## WHAT IS BEING ASKED
Write out every line of the material exactly as it appears.
──────
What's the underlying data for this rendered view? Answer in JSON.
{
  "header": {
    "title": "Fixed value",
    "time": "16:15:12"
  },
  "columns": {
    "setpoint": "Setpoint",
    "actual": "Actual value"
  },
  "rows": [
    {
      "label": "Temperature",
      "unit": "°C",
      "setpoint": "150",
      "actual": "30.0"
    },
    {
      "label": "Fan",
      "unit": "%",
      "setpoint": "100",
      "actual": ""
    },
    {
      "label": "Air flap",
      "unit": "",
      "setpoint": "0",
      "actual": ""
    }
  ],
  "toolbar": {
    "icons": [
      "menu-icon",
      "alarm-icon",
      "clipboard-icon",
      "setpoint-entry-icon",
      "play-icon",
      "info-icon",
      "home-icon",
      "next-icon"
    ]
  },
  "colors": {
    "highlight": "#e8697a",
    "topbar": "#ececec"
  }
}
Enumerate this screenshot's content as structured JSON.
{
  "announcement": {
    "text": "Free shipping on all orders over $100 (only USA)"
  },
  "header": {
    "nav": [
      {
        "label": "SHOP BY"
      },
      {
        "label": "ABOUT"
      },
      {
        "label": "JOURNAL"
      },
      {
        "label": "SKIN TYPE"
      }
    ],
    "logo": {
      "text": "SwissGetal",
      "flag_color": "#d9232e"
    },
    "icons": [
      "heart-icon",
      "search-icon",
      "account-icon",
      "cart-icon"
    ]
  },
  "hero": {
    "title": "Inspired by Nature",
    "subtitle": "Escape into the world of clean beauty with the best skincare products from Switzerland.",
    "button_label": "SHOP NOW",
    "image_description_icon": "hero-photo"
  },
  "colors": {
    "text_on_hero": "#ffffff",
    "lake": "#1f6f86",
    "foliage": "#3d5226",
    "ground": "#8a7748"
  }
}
──────
## SOLUTION
What's the underlying data for this rendered view? Answer in JSON.
{
  "header": {
    "title": "Fixed value",
    "time": "16:15:12"
  },
  "columns": {
    "setpoint": "Setpoint",
    "actual": "Actual value"
  },
  "rows": [
    {
      "label": "Temperature",
      "unit": "°C",
      "setpoint": "150",
      "actual": "30.0"
    },
    {
      "label": "Fan",
      "unit": "%",
      "setpoint": "100",
      "actual": ""
    },
    {
      "label": "Air flap",
      "unit": "",
      "setpoint": "0",
      "actual": ""
    }
  ],
  "toolbar": {
    "icons": [
      "menu-icon",
      "alarm-icon",
      "clipboard-icon",
      "setpoint-entry-icon",
      "play-icon",
      "info-icon",
      "home-icon",
      "next-icon"
    ]
  },
  "colors": {
    "highlight": "#e8697a",
    "topbar": "#ececec"
  }
}
Enumerate this screenshot's content as structured JSON.
{
  "announcement": {
    "text": "Free shipping on all orders over $100 (only USA)"
  },
  "header": {
    "nav": [
      {
        "label": "SHOP BY"
      },
      {
        "label": "ABOUT"
      },
      {
        "label": "JOURNAL"
      },
      {
        "label": "SKIN TYPE"
      }
    ],
    "logo": {
      "text": "SwissGetal",
      "flag_color": "#d9232e"
    },
    "icons": [
      "heart-icon",
      "search-icon",
      "account-icon",
      "cart-icon"
    ]
  },
  "hero": {
    "title": "Inspired by Nature",
    "subtitle": "Escape into the world of clean beauty with the best skincare products from Switzerland.",
    "button_label": "SHOP NOW",
    "image_description_icon": "hero-photo"
  },
  "colors": {
    "text_on_hero": "#ffffff",
    "lake": "#1f6f86",
    "foliage": "#3d5226",
    "ground": "#8a7748"
  }
}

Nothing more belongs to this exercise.